- [Given data]:

■ ■ ■ ■ ■

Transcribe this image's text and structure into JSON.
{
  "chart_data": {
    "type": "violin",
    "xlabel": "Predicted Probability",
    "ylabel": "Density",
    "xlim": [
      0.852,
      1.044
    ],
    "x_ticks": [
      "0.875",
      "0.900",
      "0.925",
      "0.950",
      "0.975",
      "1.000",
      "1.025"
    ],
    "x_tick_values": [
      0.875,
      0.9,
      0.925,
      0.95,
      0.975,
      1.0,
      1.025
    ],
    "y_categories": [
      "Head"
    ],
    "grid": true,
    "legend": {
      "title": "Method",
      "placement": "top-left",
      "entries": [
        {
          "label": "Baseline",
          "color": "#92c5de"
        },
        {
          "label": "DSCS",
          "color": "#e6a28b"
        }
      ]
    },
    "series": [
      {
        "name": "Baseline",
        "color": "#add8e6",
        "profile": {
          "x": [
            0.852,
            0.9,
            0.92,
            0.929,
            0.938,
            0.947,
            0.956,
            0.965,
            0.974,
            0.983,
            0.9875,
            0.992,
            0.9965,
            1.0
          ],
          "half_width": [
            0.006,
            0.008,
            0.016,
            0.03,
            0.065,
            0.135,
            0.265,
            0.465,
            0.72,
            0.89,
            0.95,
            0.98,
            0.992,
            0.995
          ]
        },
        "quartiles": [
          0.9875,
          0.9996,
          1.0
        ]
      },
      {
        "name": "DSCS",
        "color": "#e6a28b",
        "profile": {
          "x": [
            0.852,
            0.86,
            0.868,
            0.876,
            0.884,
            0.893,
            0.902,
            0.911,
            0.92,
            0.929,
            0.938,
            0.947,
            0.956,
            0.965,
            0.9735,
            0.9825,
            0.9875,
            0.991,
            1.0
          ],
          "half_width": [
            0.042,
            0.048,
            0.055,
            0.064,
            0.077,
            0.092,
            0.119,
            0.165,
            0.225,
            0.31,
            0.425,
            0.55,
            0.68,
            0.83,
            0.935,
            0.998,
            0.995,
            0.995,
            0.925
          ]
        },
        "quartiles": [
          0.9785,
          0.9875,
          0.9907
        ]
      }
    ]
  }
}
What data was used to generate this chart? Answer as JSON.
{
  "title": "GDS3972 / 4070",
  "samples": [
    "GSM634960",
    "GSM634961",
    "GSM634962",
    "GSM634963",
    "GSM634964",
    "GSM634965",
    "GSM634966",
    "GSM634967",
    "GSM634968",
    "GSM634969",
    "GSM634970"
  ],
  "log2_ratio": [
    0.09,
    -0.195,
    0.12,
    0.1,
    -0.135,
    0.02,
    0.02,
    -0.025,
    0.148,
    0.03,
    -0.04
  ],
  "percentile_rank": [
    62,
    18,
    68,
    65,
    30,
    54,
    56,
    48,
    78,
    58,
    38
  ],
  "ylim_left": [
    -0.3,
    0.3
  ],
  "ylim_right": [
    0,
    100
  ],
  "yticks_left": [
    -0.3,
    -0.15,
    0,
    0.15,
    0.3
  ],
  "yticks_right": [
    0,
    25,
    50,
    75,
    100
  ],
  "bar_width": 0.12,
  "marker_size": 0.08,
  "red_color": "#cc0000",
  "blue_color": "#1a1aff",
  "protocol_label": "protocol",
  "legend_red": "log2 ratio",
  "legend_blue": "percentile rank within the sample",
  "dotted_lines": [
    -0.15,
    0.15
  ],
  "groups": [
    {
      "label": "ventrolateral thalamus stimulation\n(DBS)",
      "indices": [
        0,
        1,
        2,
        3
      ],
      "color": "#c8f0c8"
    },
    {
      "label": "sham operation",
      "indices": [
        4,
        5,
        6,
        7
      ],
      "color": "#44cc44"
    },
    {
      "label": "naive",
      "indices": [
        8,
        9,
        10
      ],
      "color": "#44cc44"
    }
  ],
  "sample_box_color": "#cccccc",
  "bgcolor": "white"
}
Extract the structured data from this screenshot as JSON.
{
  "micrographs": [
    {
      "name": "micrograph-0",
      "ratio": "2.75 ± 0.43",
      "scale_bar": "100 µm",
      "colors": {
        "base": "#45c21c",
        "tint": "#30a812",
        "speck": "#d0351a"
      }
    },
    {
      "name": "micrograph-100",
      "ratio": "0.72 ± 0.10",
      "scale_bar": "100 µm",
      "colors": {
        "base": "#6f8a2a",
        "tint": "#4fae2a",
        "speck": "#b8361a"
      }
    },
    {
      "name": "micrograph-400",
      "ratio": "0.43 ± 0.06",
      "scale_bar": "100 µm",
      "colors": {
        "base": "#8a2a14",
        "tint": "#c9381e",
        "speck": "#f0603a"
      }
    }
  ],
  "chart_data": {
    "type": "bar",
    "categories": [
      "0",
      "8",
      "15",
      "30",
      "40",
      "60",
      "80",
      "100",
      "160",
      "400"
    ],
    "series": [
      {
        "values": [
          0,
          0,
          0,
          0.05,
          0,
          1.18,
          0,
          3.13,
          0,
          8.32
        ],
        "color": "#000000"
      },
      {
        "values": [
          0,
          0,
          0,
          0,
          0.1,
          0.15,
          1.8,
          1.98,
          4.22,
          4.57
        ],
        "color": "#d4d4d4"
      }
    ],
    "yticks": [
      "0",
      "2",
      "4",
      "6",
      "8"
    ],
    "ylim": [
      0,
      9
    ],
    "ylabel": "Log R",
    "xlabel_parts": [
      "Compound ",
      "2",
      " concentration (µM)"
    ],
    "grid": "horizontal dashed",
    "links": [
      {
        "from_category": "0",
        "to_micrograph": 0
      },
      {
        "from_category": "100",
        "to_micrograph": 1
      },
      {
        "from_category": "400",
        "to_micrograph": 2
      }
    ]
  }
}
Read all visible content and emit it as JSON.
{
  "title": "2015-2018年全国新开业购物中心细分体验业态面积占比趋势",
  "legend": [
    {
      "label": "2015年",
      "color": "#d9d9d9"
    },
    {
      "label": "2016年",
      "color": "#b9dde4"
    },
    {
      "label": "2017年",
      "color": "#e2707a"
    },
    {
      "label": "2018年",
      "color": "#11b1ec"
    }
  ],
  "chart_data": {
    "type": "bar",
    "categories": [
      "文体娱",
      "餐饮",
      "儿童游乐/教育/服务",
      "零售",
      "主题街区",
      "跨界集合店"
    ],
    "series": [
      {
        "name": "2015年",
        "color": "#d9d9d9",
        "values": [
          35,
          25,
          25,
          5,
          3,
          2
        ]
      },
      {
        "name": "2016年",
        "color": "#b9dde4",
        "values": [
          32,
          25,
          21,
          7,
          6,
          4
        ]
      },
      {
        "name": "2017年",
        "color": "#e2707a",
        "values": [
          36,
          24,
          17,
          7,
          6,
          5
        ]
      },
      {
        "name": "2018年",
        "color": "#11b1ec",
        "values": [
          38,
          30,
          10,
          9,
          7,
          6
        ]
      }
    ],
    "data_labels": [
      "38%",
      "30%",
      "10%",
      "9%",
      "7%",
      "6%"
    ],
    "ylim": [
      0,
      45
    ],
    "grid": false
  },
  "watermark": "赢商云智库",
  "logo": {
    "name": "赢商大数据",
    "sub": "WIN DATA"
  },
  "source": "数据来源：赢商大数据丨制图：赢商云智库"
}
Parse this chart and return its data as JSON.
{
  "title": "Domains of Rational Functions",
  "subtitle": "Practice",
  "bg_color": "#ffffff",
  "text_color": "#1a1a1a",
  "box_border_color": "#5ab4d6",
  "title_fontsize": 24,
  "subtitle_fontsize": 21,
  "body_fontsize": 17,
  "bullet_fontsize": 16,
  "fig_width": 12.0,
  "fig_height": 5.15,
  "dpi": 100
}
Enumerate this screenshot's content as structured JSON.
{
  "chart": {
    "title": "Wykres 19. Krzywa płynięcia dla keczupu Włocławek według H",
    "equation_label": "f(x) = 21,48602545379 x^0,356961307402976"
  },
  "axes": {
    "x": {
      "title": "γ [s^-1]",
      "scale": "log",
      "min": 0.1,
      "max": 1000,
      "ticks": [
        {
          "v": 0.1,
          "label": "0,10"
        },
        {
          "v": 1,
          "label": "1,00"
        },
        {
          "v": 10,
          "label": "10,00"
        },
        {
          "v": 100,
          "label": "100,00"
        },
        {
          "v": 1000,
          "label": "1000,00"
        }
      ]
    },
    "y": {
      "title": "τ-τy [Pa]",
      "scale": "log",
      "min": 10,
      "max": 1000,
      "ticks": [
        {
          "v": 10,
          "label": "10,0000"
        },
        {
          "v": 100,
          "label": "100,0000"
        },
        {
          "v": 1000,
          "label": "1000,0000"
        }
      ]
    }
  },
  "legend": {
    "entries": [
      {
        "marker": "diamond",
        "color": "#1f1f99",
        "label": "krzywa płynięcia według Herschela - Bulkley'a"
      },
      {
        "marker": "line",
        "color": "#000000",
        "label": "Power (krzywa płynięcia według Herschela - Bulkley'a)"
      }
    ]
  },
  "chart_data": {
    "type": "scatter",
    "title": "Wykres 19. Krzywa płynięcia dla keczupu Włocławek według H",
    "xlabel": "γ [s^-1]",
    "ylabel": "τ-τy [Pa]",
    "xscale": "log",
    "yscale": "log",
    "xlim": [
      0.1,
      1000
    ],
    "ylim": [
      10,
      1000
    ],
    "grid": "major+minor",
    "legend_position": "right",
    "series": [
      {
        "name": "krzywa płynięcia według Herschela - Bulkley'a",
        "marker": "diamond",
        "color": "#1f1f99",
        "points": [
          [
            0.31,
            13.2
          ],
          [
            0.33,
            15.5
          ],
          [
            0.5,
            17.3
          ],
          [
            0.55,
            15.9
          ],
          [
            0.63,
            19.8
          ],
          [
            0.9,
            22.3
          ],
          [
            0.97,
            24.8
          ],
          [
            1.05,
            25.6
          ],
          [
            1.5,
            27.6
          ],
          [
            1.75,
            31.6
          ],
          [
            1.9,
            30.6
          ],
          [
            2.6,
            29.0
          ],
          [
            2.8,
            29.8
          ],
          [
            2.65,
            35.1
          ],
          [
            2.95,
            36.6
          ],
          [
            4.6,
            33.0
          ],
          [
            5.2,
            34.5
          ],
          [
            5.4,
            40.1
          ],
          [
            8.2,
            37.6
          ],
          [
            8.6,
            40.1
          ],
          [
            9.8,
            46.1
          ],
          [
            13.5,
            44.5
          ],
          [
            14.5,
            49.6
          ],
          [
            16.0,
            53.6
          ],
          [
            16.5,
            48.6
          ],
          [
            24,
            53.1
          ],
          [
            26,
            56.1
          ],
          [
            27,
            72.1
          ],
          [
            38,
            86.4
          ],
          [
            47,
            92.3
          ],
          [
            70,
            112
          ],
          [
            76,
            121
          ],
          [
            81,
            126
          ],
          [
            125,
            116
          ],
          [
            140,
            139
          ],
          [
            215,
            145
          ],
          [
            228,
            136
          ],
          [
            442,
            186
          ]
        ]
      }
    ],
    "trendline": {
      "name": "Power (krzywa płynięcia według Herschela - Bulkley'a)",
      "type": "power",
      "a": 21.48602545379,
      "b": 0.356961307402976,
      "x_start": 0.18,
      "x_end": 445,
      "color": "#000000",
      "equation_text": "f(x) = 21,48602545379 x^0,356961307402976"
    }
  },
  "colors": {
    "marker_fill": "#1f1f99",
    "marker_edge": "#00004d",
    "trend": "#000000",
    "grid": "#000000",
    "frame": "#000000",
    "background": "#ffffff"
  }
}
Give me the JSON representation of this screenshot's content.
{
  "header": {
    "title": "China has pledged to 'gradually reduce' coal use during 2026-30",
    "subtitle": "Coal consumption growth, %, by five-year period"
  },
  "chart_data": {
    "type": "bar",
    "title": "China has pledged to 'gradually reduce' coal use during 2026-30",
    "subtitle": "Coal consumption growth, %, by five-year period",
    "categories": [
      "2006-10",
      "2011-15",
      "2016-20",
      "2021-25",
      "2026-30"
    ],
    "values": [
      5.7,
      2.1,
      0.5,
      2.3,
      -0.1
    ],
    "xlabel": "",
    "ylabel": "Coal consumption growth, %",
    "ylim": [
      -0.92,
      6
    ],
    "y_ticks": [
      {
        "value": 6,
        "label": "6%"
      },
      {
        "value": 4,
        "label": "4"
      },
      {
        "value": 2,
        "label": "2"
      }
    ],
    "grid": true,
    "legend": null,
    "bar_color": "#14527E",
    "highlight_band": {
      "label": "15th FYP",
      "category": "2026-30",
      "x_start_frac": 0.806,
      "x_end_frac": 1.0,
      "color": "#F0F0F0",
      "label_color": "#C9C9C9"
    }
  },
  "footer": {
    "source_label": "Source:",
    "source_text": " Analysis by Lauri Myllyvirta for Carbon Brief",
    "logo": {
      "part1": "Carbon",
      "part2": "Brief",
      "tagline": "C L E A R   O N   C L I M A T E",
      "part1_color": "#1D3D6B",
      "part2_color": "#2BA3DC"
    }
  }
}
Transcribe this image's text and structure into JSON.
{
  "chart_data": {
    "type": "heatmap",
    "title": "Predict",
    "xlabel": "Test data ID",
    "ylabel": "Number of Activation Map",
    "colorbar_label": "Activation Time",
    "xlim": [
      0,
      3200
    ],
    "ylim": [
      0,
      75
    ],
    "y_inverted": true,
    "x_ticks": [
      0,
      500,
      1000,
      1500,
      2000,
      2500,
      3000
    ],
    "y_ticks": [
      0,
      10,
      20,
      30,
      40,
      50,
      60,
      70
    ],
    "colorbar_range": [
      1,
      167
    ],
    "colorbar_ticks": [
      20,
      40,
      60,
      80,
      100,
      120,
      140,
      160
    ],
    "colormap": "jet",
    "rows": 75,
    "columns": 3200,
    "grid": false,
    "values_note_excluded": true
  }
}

■ ■ ■ ■ ■

- [Written problem]:
List all lines where "screenshot" occurs.

- [Answer for the task]:
Extract the structured data from this screenshot as JSON.
Enumerate this screenshot's content as structured JSON.
Give me the JSON representation of this screenshot's content.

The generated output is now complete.